Collected data entries:
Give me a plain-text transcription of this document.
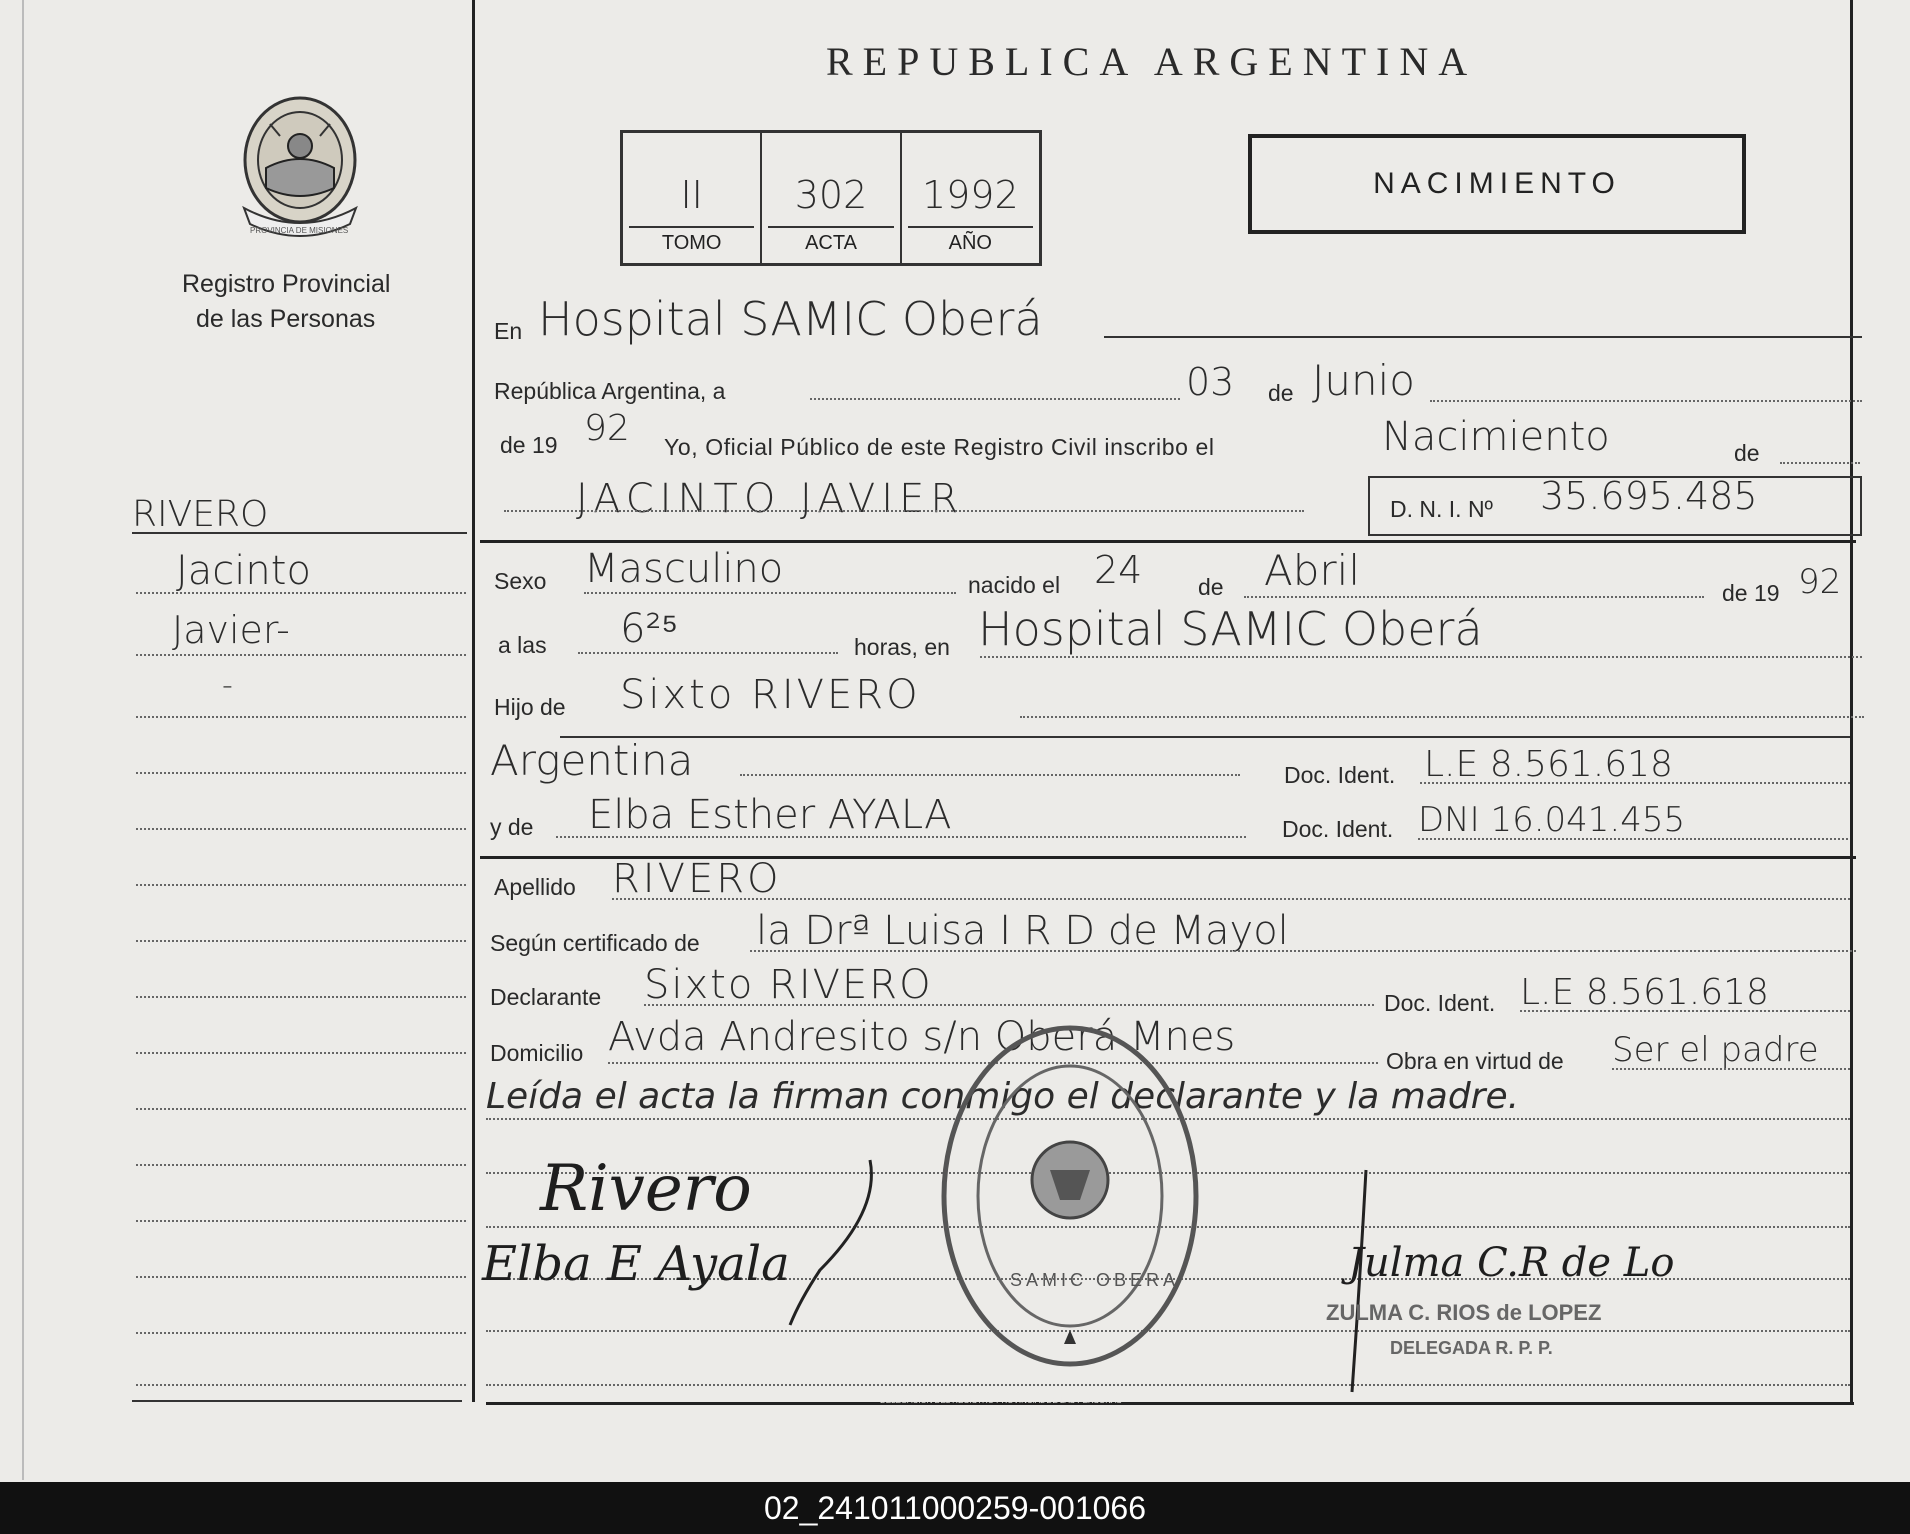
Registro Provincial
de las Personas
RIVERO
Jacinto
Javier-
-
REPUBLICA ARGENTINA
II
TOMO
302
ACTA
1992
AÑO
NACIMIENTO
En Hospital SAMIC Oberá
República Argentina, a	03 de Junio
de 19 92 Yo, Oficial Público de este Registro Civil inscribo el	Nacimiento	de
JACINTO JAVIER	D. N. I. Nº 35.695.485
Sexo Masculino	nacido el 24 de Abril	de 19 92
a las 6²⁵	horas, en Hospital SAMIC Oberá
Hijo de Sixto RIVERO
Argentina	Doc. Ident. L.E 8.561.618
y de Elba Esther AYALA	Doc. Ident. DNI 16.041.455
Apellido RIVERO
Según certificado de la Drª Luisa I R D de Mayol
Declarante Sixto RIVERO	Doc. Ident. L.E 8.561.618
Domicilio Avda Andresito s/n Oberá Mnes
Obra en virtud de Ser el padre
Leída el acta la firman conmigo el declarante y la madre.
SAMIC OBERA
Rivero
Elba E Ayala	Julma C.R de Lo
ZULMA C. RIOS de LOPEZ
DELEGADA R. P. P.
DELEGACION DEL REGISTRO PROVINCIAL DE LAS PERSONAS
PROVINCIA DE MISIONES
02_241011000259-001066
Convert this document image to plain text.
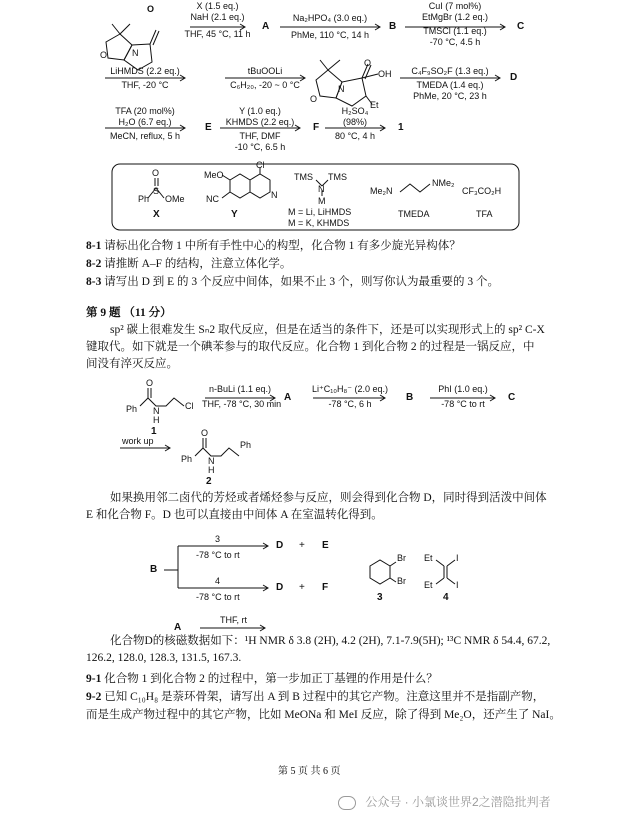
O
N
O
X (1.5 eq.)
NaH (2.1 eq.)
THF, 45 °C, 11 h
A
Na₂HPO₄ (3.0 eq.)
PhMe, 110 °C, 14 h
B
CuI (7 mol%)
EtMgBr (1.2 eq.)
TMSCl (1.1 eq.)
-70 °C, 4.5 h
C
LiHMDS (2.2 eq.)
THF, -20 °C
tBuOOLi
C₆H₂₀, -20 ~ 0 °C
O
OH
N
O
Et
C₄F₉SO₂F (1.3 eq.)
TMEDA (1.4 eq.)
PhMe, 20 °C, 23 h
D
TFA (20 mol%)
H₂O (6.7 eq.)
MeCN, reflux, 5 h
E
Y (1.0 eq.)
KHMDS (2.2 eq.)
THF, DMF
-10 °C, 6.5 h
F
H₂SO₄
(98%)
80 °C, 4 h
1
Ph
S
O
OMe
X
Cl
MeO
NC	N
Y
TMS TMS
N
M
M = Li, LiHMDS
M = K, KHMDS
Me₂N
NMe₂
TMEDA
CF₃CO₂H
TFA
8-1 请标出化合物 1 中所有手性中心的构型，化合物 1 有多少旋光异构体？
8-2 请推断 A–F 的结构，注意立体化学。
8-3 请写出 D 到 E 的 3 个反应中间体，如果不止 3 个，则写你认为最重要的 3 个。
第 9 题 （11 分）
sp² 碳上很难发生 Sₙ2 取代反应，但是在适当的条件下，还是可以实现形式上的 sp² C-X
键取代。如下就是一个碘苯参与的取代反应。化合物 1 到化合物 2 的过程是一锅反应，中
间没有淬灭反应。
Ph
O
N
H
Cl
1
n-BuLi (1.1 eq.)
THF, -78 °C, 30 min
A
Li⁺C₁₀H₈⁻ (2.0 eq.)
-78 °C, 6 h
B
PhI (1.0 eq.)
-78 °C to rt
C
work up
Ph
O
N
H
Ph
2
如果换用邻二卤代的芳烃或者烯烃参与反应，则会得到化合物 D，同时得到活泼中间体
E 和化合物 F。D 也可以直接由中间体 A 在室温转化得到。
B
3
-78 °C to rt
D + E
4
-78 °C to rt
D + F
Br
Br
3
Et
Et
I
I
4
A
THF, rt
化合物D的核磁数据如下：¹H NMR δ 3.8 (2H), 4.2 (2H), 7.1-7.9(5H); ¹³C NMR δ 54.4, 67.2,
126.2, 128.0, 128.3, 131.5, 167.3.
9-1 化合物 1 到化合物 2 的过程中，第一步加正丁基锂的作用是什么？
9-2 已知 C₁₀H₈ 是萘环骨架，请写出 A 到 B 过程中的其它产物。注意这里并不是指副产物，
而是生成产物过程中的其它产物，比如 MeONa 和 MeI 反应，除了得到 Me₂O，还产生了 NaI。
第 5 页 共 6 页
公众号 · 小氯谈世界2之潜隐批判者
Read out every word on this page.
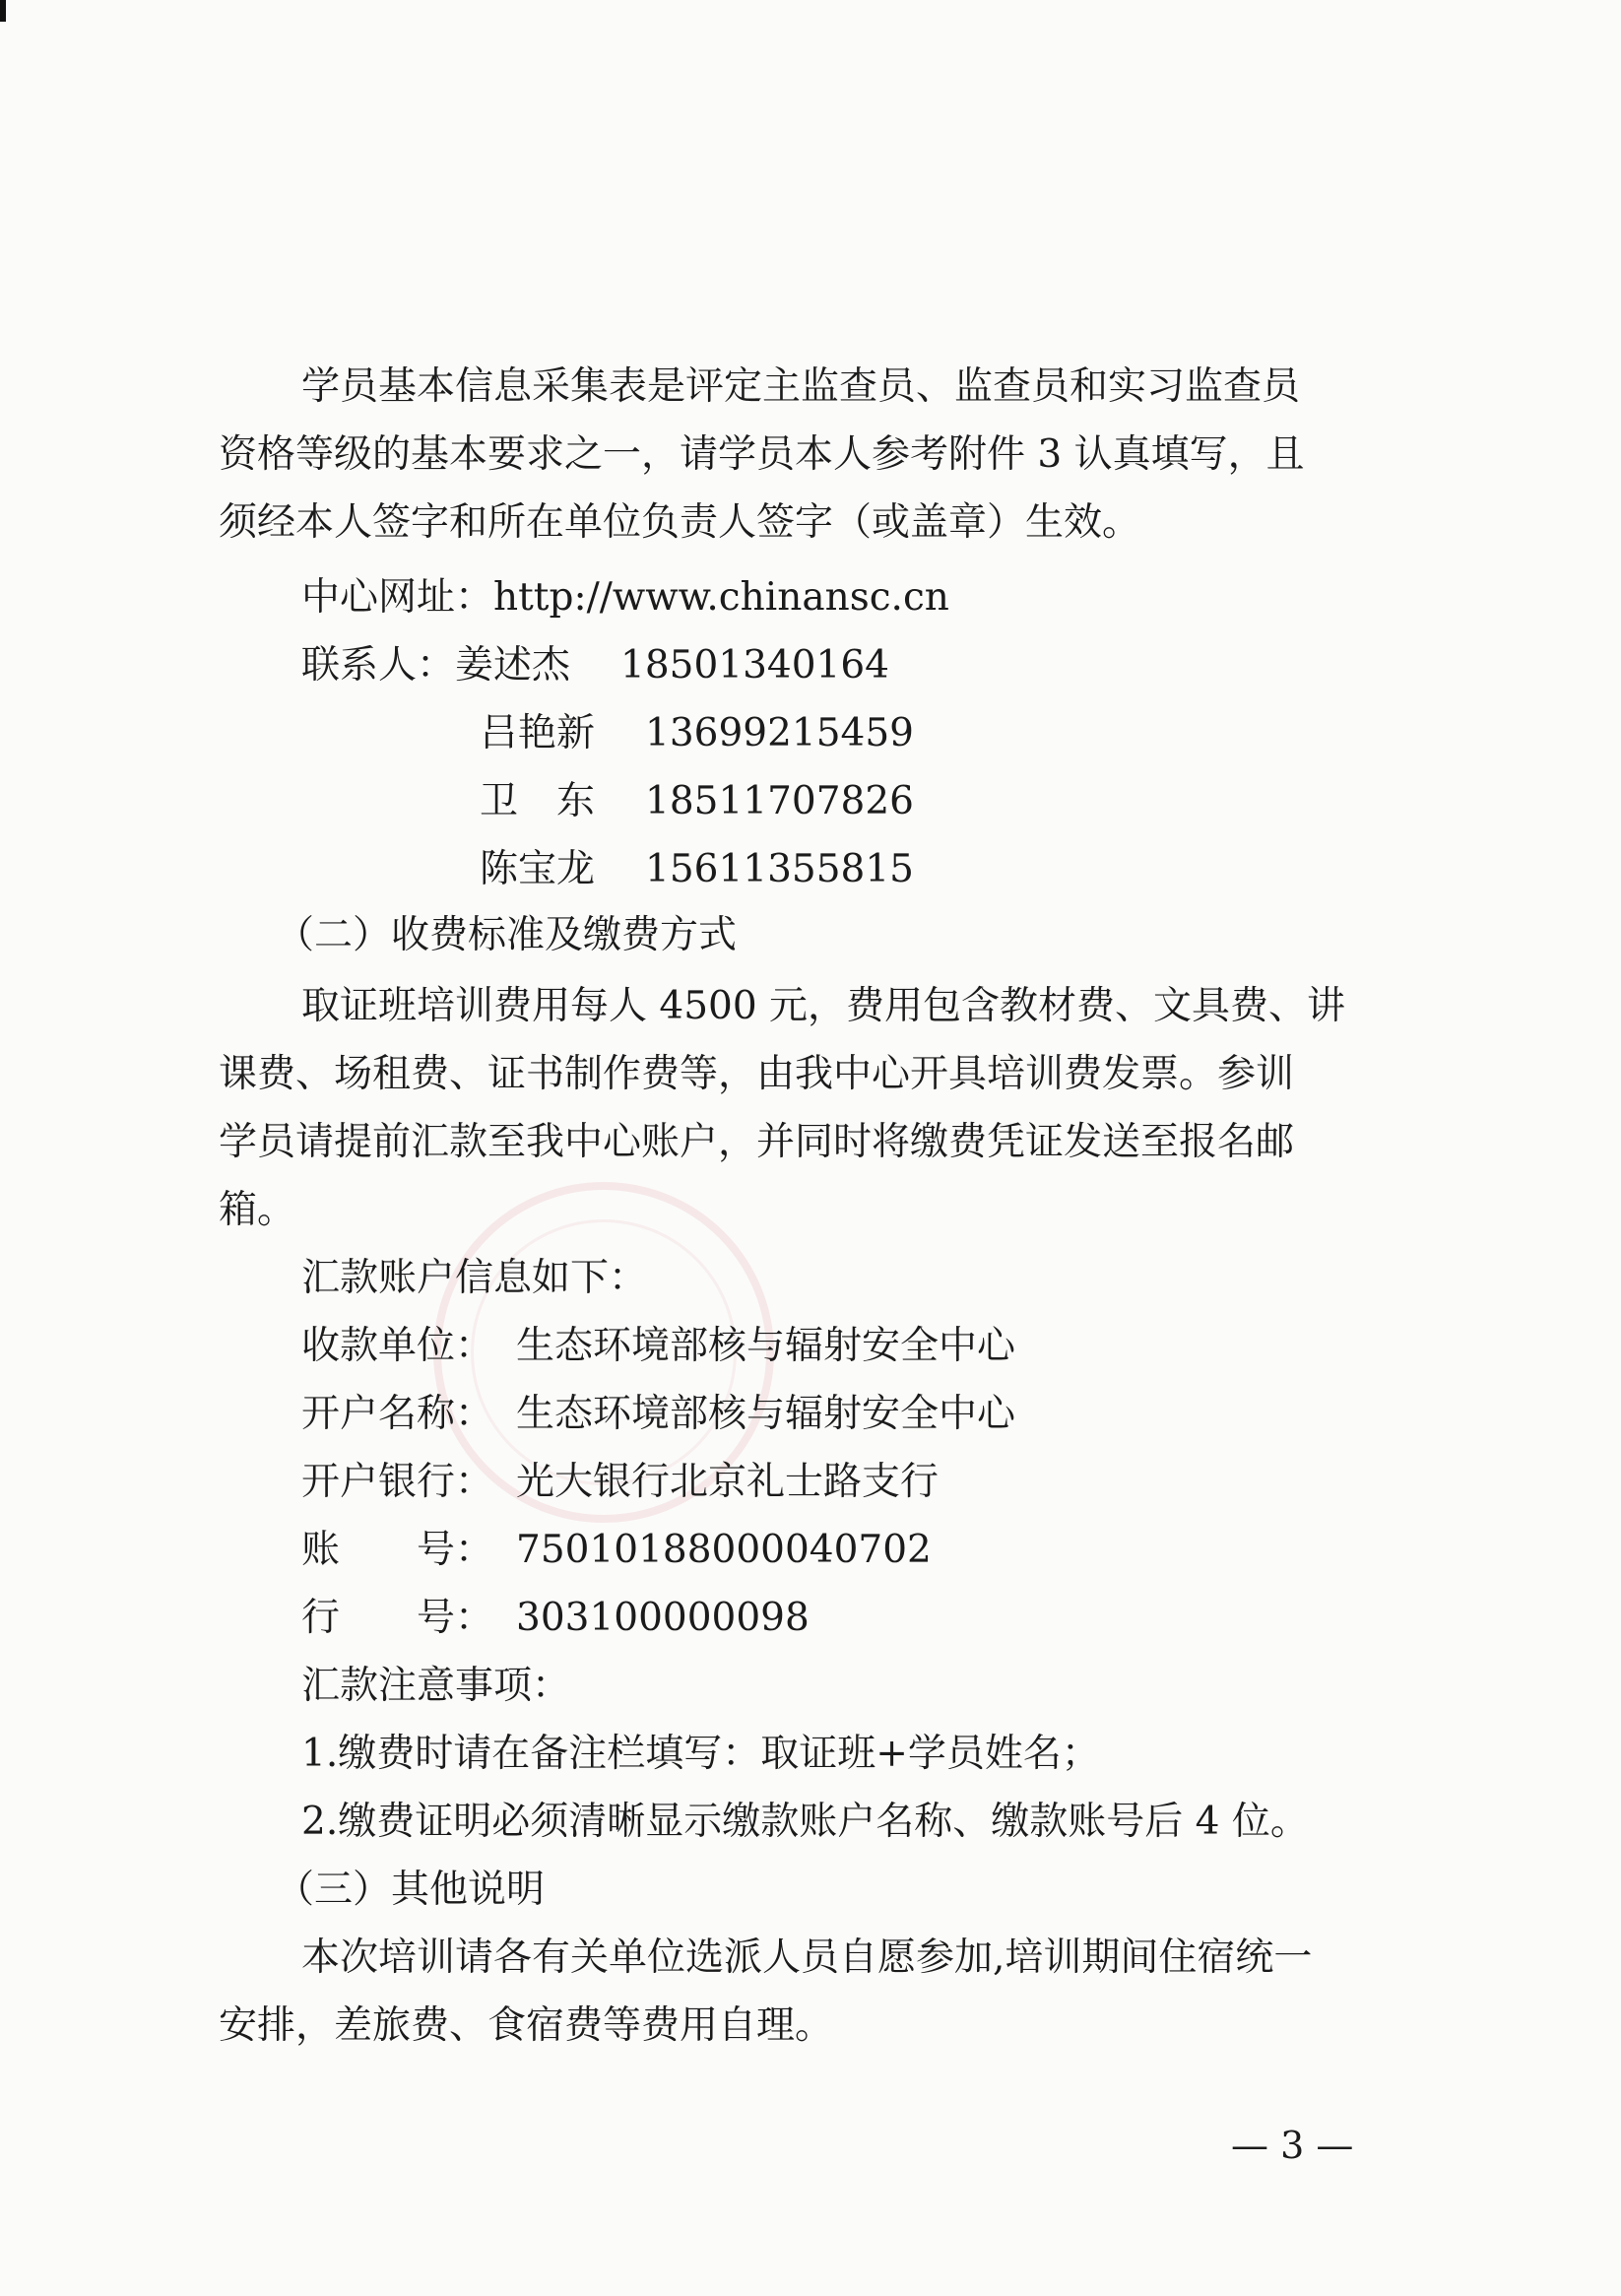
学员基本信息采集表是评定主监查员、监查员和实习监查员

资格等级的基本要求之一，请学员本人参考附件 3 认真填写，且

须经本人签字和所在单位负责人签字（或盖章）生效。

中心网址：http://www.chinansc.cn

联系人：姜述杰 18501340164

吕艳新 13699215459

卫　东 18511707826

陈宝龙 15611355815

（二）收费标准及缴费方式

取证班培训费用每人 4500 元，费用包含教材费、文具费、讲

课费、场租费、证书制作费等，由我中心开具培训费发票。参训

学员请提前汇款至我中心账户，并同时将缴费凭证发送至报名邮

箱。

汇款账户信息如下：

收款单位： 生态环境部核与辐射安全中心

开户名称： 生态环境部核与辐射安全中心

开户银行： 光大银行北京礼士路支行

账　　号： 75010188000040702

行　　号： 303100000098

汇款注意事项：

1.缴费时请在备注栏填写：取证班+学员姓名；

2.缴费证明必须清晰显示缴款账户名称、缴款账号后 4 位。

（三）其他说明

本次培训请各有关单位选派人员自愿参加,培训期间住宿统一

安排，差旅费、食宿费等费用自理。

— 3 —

WHAT YOU SHOULD DO:
Write out the whole listing exactly, and drop the pictures.

EXPECTED ANSWER:
Give me a plain-text transcription of this document.
Registro Provincial
de las Personas
RIVERO
Jacinto
Javier-
-
REPUBLICA ARGENTINA
II
TOMO
302
ACTA
1992
AÑO
NACIMIENTO
En Hospital SAMIC Oberá
República Argentina, a	03 de Junio
de 19 92 Yo, Oficial Público de este Registro Civil inscribo el	Nacimiento	de
JACINTO JAVIER	D. N. I. Nº 35.695.485
Sexo Masculino	nacido el 24 de Abril	de 19 92
a las 6²⁵	horas, en Hospital SAMIC Oberá
Hijo de Sixto RIVERO
Argentina	Doc. Ident. L.E 8.561.618
y de Elba Esther AYALA	Doc. Ident. DNI 16.041.455
Apellido RIVERO
Según certificado de la Drª Luisa I R D de Mayol
Declarante Sixto RIVERO	Doc. Ident. L.E 8.561.618
Domicilio Avda Andresito s/n Oberá Mnes
Obra en virtud de Ser el padre
Leída el acta la firman conmigo el declarante y la madre.
SAMIC OBERA
Rivero
Elba E Ayala	Julma C.R de Lo
ZULMA C. RIOS de LOPEZ
DELEGADA R. P. P.
DELEGACION DEL REGISTRO PROVINCIAL DE LAS PERSONAS
PROVINCIA DE MISIONES
02_241011000259-001066
Convert this document image to plain text.
O
N
O
X (1.5 eq.)
NaH (2.1 eq.)
THF, 45 °C, 11 h
A
Na₂HPO₄ (3.0 eq.)
PhMe, 110 °C, 14 h
B
CuI (7 mol%)
EtMgBr (1.2 eq.)
TMSCl (1.1 eq.)
-70 °C, 4.5 h
C
LiHMDS (2.2 eq.)
THF, -20 °C
tBuOOLi
C₆H₂₀, -20 ~ 0 °C
O
OH
N
O
Et
C₄F₉SO₂F (1.3 eq.)
TMEDA (1.4 eq.)
PhMe, 20 °C, 23 h
D
TFA (20 mol%)
H₂O (6.7 eq.)
MeCN, reflux, 5 h
E
Y (1.0 eq.)
KHMDS (2.2 eq.)
THF, DMF
-10 °C, 6.5 h
F
H₂SO₄
(98%)
80 °C, 4 h
1
Ph
S
O
OMe
X
Cl
MeO
NC	N
Y
TMS TMS
N
M
M = Li, LiHMDS
M = K, KHMDS
Me₂N
NMe₂
TMEDA
CF₃CO₂H
TFA
8-1 请标出化合物 1 中所有手性中心的构型，化合物 1 有多少旋光异构体？
8-2 请推断 A–F 的结构，注意立体化学。
8-3 请写出 D 到 E 的 3 个反应中间体，如果不止 3 个，则写你认为最重要的 3 个。
第 9 题 （11 分）
sp² 碳上很难发生 Sₙ2 取代反应，但是在适当的条件下，还是可以实现形式上的 sp² C-X
键取代。如下就是一个碘苯参与的取代反应。化合物 1 到化合物 2 的过程是一锅反应，中
间没有淬灭反应。
Ph
O
N
H
Cl
1
n-BuLi (1.1 eq.)
THF, -78 °C, 30 min
A
Li⁺C₁₀H₈⁻ (2.0 eq.)
-78 °C, 6 h
B
PhI (1.0 eq.)
-78 °C to rt
C
work up
Ph
O
N
H
Ph
2
如果换用邻二卤代的芳烃或者烯烃参与反应，则会得到化合物 D，同时得到活泼中间体
E 和化合物 F。D 也可以直接由中间体 A 在室温转化得到。
B
3
-78 °C to rt
D + E
4
-78 °C to rt
D + F
Br
Br
3
Et
Et
I
I
4
A
THF, rt
化合物D的核磁数据如下：¹H NMR δ 3.8 (2H), 4.2 (2H), 7.1-7.9(5H); ¹³C NMR δ 54.4, 67.2,
126.2, 128.0, 128.3, 131.5, 167.3.
9-1 化合物 1 到化合物 2 的过程中，第一步加正丁基锂的作用是什么？
9-2 已知 C₁₀H₈ 是萘环骨架，请写出 A 到 B 过程中的其它产物。注意这里并不是指副产物，
而是生成产物过程中的其它产物，比如 MeONa 和 MeI 反应，除了得到 Me₂O，还产生了 NaI。
第 5 页 共 6 页
公众号 · 小氯谈世界2之潜隐批判者
Read out every word on this page.
学员基本信息采集表是评定主监查员、监查员和实习监查员

资格等级的基本要求之一，请学员本人参考附件 3 认真填写，且

须经本人签字和所在单位负责人签字（或盖章）生效。

中心网址：http://www.chinansc.cn

联系人：姜述杰 18501340164

吕艳新 13699215459

卫　东 18511707826

陈宝龙 15611355815

（二）收费标准及缴费方式

取证班培训费用每人 4500 元，费用包含教材费、文具费、讲

课费、场租费、证书制作费等，由我中心开具培训费发票。参训

学员请提前汇款至我中心账户，并同时将缴费凭证发送至报名邮

箱。

汇款账户信息如下：

收款单位： 生态环境部核与辐射安全中心

开户名称： 生态环境部核与辐射安全中心

开户银行： 光大银行北京礼士路支行

账　　号： 75010188000040702

行　　号： 303100000098

汇款注意事项：

1.缴费时请在备注栏填写：取证班+学员姓名；

2.缴费证明必须清晰显示缴款账户名称、缴款账号后 4 位。

（三）其他说明

本次培训请各有关单位选派人员自愿参加,培训期间住宿统一

安排，差旅费、食宿费等费用自理。

— 3 —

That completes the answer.